BEGIN EXTRACT
So, giving up for the day I walked back to the street and drove home. I had that terrible feeling that you get only a few times in your life when something so bad happens that you hope it's only a bad dream, and even though you basically know it's real, you still hold on to that hope that maybe it is just a dream after all. I couldn't believe that I had to leave the Jeep sitting there in that mess overnight.

The next day, Tuesday, I got at 5am. I loaded up my old van with everything that I could think of that I could use to dig out. It just so happens I had a bunch of 4 foot sections of old railroad ties at home that I only a few days before got for a landscaping project. These would end up proving to be extremely valuable. I loaded them up along with whatever planks and 4x4 sections I had, shovels, rakes, wheelbarrow, gloves, etc. I also brought along everything that I would need to set up "base camp". A radio (also proved to be very valuable), lots of water, some sandwiches, toilet paper, towels, etc.
END EXTRACT
BEGIN GIVEN MATERIAL
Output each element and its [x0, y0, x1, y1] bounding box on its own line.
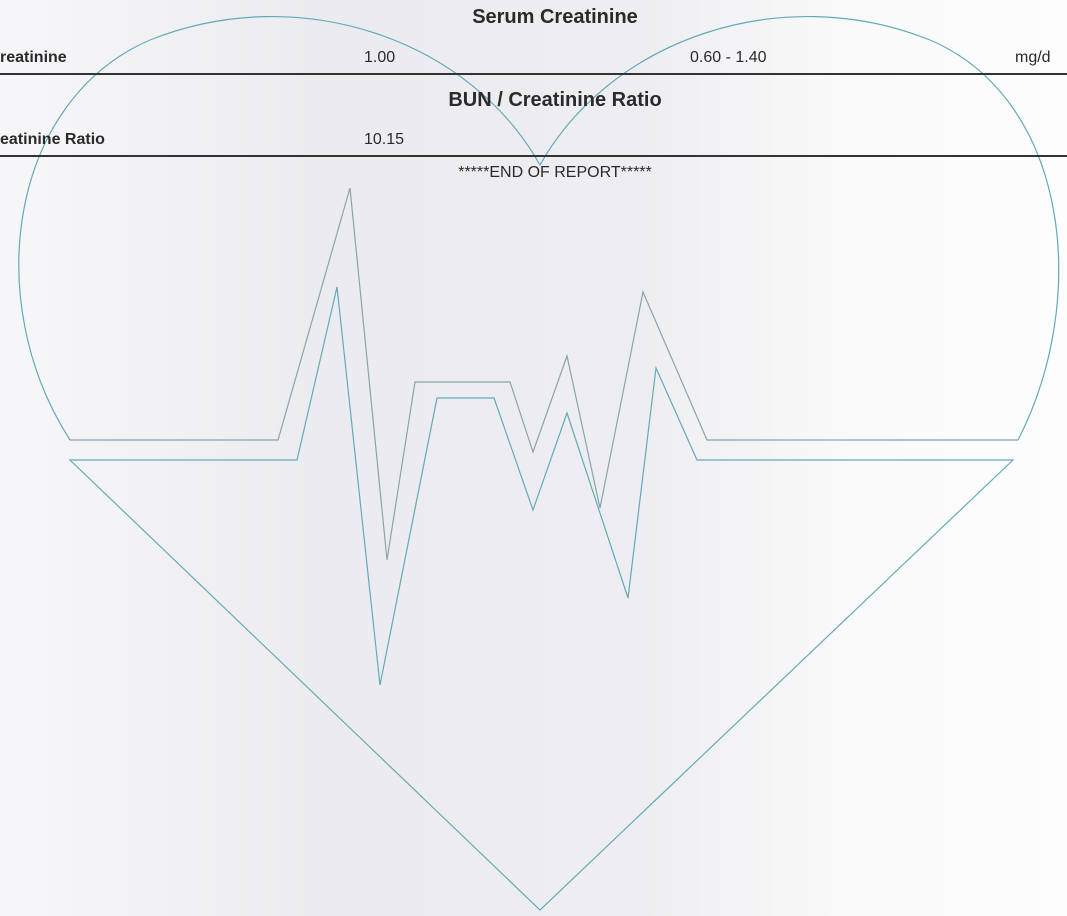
END GIVEN MATERIAL
▸ **PROBLEMS TO SOLVE**
- a) List every item the narrator names as brought along to set up "base camp" in the account of the stuck Jeep.
- b) Answer these questions about the account of the stuck Jeep:
(i) On what day of the week did the narrator load up the van?
(ii) How long were the sections of old railroad ties?
(iii) What did the narrator have to leave sitting in the mess overnight?
- c) Write a continuation of the account of the stuck Jeep, starting after its final sentence.
The data above come from a source unrelated to the account of the stuck Jeep.

▸ **ANSWERS TO EACH TASK**
- a) A radio, lots of water, some sandwiches, toilet paper, and towels.

- b)
(i) Tuesday.
(ii) 4 feet.
(iii) The Jeep.

- c)
I drove up there, but of course I could only get 300 feet from the Jeep, so I had to carry each of the railroad ties the rest of the way, 1 at a time. Then I loaded the wheelbarrow with the rest of the stuff, which also required several more round trips. I set up base camp and started digging. It was hot those days too, but fortunately for me the heat does not bother me. I dug and dug and dug all day Tuesday. Shovels still proved useless because of the suction of the mud. I completed the job of trenching away the water, then dug out all around the Jeep by hand. I couldn't even wear leather gloves because the mud would cake on them immediately. So here I am in mud up to my knees, picking up this muck a handful at a time, and trying to throw each handful far away enough so that it wouldn't flow back into the "hole". I listened to the radio all day, which really helped, and took a lot of water breaks. Luckily I found a nice cold fresh water spring right near the site, and I used it often to splash on my face and stuff, which was very refreshing. I ended up naming it the "life-giving spring".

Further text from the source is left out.